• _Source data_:

^^^^

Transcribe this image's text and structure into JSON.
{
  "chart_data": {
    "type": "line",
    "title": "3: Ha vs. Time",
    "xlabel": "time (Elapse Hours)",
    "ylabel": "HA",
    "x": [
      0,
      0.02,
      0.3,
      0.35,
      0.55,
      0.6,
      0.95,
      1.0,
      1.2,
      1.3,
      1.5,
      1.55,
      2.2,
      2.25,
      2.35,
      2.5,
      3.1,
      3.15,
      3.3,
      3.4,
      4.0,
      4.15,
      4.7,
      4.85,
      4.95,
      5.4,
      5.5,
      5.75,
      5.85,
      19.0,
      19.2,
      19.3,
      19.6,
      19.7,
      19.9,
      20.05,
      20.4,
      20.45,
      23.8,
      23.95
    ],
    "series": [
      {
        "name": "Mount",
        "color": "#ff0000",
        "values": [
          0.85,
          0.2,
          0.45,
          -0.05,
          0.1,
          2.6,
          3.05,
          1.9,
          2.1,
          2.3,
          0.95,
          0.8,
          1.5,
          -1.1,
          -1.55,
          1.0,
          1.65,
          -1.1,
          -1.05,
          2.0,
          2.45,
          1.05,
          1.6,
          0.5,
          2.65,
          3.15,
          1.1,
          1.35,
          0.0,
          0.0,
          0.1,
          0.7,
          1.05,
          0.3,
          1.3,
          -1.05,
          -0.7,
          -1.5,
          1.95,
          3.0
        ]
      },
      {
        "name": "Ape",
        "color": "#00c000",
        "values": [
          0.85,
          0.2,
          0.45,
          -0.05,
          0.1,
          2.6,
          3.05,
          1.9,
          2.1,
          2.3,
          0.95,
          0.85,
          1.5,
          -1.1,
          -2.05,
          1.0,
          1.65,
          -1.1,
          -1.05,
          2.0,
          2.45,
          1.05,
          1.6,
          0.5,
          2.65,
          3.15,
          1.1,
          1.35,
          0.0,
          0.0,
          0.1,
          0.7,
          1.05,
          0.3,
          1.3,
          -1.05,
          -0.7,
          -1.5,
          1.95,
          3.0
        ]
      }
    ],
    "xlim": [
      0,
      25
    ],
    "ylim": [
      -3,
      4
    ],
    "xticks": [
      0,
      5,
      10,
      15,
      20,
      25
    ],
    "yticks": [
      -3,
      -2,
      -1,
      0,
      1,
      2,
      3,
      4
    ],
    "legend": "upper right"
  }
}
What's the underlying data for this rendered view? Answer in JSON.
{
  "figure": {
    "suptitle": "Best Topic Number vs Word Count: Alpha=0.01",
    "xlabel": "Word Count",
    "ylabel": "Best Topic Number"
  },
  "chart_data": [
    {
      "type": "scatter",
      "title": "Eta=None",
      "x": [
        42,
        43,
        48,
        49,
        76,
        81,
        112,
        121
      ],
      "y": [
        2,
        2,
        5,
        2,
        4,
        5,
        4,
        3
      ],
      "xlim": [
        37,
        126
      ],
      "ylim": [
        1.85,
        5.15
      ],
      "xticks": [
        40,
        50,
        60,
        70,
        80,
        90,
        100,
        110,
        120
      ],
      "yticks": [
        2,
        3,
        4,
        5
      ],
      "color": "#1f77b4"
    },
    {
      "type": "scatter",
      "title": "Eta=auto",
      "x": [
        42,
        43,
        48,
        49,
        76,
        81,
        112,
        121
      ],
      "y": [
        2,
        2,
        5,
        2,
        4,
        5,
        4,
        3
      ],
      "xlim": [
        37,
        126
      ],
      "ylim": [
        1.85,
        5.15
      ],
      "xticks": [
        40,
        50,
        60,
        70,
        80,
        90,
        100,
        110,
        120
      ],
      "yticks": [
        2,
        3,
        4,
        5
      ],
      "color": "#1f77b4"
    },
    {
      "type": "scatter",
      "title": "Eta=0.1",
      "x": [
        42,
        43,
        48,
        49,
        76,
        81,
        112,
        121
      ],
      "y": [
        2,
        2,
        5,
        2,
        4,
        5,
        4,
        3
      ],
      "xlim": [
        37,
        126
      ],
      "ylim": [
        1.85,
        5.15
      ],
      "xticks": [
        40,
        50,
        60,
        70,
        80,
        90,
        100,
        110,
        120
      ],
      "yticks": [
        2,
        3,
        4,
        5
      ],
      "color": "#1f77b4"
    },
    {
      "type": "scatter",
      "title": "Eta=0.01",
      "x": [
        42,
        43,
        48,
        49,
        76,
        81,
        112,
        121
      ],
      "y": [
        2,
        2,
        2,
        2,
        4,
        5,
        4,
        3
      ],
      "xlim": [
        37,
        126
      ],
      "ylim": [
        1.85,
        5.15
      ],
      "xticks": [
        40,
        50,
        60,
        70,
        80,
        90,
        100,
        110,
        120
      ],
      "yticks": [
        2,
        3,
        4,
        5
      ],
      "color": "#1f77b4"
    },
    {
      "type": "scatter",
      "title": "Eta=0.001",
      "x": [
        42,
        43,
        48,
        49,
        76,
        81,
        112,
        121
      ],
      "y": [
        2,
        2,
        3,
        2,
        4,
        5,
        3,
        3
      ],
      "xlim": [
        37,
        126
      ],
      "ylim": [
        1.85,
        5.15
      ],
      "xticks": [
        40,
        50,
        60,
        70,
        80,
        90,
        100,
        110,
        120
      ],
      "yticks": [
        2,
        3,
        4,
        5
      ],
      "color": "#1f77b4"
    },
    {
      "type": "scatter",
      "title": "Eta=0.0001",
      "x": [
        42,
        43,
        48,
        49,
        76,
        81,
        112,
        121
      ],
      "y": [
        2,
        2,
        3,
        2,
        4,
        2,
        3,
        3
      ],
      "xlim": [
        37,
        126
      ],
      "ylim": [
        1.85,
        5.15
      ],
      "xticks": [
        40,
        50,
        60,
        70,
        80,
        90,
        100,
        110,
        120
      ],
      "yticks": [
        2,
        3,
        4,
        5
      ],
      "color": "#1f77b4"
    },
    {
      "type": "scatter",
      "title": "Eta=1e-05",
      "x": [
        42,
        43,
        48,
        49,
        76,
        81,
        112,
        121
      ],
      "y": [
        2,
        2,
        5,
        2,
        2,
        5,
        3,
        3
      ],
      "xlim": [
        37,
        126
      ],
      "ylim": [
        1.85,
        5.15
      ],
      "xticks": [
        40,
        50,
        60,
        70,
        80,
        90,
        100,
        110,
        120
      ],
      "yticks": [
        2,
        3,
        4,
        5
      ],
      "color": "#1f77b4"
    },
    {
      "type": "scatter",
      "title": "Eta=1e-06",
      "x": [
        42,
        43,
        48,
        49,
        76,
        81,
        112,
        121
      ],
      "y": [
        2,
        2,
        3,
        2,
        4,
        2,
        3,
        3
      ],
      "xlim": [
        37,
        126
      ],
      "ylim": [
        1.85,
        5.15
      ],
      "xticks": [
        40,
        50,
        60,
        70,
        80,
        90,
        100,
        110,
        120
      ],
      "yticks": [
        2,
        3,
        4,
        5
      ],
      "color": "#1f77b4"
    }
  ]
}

^^^^

Reproduce the material precisely, including every line.

• _Exercise output_:
Transcribe this image's text and structure into JSON.
{
  "chart_data": {
    "type": "line",
    "title": "3: Ha vs. Time",
    "xlabel": "time (Elapse Hours)",
    "ylabel": "HA",
    "x": [
      0,
      0.02,
      0.3,
      0.35,
      0.55,
      0.6,
      0.95,
      1.0,
      1.2,
      1.3,
      1.5,
      1.55,
      2.2,
      2.25,
      2.35,
      2.5,
      3.1,
      3.15,
      3.3,
      3.4,
      4.0,
      4.15,
      4.7,
      4.85,
      4.95,
      5.4,
      5.5,
      5.75,
      5.85,
      19.0,
      19.2,
      19.3,
      19.6,
      19.7,
      19.9,
      20.05,
      20.4,
      20.45,
      23.8,
      23.95
    ],
    "series": [
      {
        "name": "Mount",
        "color": "#ff0000",
        "values": [
          0.85,
          0.2,
          0.45,
          -0.05,
          0.1,
          2.6,
          3.05,
          1.9,
          2.1,
          2.3,
          0.95,
          0.8,
          1.5,
          -1.1,
          -1.55,
          1.0,
          1.65,
          -1.1,
          -1.05,
          2.0,
          2.45,
          1.05,
          1.6,
          0.5,
          2.65,
          3.15,
          1.1,
          1.35,
          0.0,
          0.0,
          0.1,
          0.7,
          1.05,
          0.3,
          1.3,
          -1.05,
          -0.7,
          -1.5,
          1.95,
          3.0
        ]
      },
      {
        "name": "Ape",
        "color": "#00c000",
        "values": [
          0.85,
          0.2,
          0.45,
          -0.05,
          0.1,
          2.6,
          3.05,
          1.9,
          2.1,
          2.3,
          0.95,
          0.85,
          1.5,
          -1.1,
          -2.05,
          1.0,
          1.65,
          -1.1,
          -1.05,
          2.0,
          2.45,
          1.05,
          1.6,
          0.5,
          2.65,
          3.15,
          1.1,
          1.35,
          0.0,
          0.0,
          0.1,
          0.7,
          1.05,
          0.3,
          1.3,
          -1.05,
          -0.7,
          -1.5,
          1.95,
          3.0
        ]
      }
    ],
    "xlim": [
      0,
      25
    ],
    "ylim": [
      -3,
      4
    ],
    "xticks": [
      0,
      5,
      10,
      15,
      20,
      25
    ],
    "yticks": [
      -3,
      -2,
      -1,
      0,
      1,
      2,
      3,
      4
    ],
    "legend": "upper right"
  }
}
What's the underlying data for this rendered view? Answer in JSON.
{
  "figure": {
    "suptitle": "Best Topic Number vs Word Count: Alpha=0.01",
    "xlabel": "Word Count",
    "ylabel": "Best Topic Number"
  },
  "chart_data": [
    {
      "type": "scatter",
      "title": "Eta=None",
      "x": [
        42,
        43,
        48,
        49,
        76,
        81,
        112,
        121
      ],
      "y": [
        2,
        2,
        5,
        2,
        4,
        5,
        4,
        3
      ],
      "xlim": [
        37,
        126
      ],
      "ylim": [
        1.85,
        5.15
      ],
      "xticks": [
        40,
        50,
        60,
        70,
        80,
        90,
        100,
        110,
        120
      ],
      "yticks": [
        2,
        3,
        4,
        5
      ],
      "color": "#1f77b4"
    },
    {
      "type": "scatter",
      "title": "Eta=auto",
      "x": [
        42,
        43,
        48,
        49,
        76,
        81,
        112,
        121
      ],
      "y": [
        2,
        2,
        5,
        2,
        4,
        5,
        4,
        3
      ],
      "xlim": [
        37,
        126
      ],
      "ylim": [
        1.85,
        5.15
      ],
      "xticks": [
        40,
        50,
        60,
        70,
        80,
        90,
        100,
        110,
        120
      ],
      "yticks": [
        2,
        3,
        4,
        5
      ],
      "color": "#1f77b4"
    },
    {
      "type": "scatter",
      "title": "Eta=0.1",
      "x": [
        42,
        43,
        48,
        49,
        76,
        81,
        112,
        121
      ],
      "y": [
        2,
        2,
        5,
        2,
        4,
        5,
        4,
        3
      ],
      "xlim": [
        37,
        126
      ],
      "ylim": [
        1.85,
        5.15
      ],
      "xticks": [
        40,
        50,
        60,
        70,
        80,
        90,
        100,
        110,
        120
      ],
      "yticks": [
        2,
        3,
        4,
        5
      ],
      "color": "#1f77b4"
    },
    {
      "type": "scatter",
      "title": "Eta=0.01",
      "x": [
        42,
        43,
        48,
        49,
        76,
        81,
        112,
        121
      ],
      "y": [
        2,
        2,
        2,
        2,
        4,
        5,
        4,
        3
      ],
      "xlim": [
        37,
        126
      ],
      "ylim": [
        1.85,
        5.15
      ],
      "xticks": [
        40,
        50,
        60,
        70,
        80,
        90,
        100,
        110,
        120
      ],
      "yticks": [
        2,
        3,
        4,
        5
      ],
      "color": "#1f77b4"
    },
    {
      "type": "scatter",
      "title": "Eta=0.001",
      "x": [
        42,
        43,
        48,
        49,
        76,
        81,
        112,
        121
      ],
      "y": [
        2,
        2,
        3,
        2,
        4,
        5,
        3,
        3
      ],
      "xlim": [
        37,
        126
      ],
      "ylim": [
        1.85,
        5.15
      ],
      "xticks": [
        40,
        50,
        60,
        70,
        80,
        90,
        100,
        110,
        120
      ],
      "yticks": [
        2,
        3,
        4,
        5
      ],
      "color": "#1f77b4"
    },
    {
      "type": "scatter",
      "title": "Eta=0.0001",
      "x": [
        42,
        43,
        48,
        49,
        76,
        81,
        112,
        121
      ],
      "y": [
        2,
        2,
        3,
        2,
        4,
        2,
        3,
        3
      ],
      "xlim": [
        37,
        126
      ],
      "ylim": [
        1.85,
        5.15
      ],
      "xticks": [
        40,
        50,
        60,
        70,
        80,
        90,
        100,
        110,
        120
      ],
      "yticks": [
        2,
        3,
        4,
        5
      ],
      "color": "#1f77b4"
    },
    {
      "type": "scatter",
      "title": "Eta=1e-05",
      "x": [
        42,
        43,
        48,
        49,
        76,
        81,
        112,
        121
      ],
      "y": [
        2,
        2,
        5,
        2,
        2,
        5,
        3,
        3
      ],
      "xlim": [
        37,
        126
      ],
      "ylim": [
        1.85,
        5.15
      ],
      "xticks": [
        40,
        50,
        60,
        70,
        80,
        90,
        100,
        110,
        120
      ],
      "yticks": [
        2,
        3,
        4,
        5
      ],
      "color": "#1f77b4"
    },
    {
      "type": "scatter",
      "title": "Eta=1e-06",
      "x": [
        42,
        43,
        48,
        49,
        76,
        81,
        112,
        121
      ],
      "y": [
        2,
        2,
        3,
        2,
        4,
        2,
        3,
        3
      ],
      "xlim": [
        37,
        126
      ],
      "ylim": [
        1.85,
        5.15
      ],
      "xticks": [
        40,
        50,
        60,
        70,
        80,
        90,
        100,
        110,
        120
      ],
      "yticks": [
        2,
        3,
        4,
        5
      ],
      "color": "#1f77b4"
    }
  ]
}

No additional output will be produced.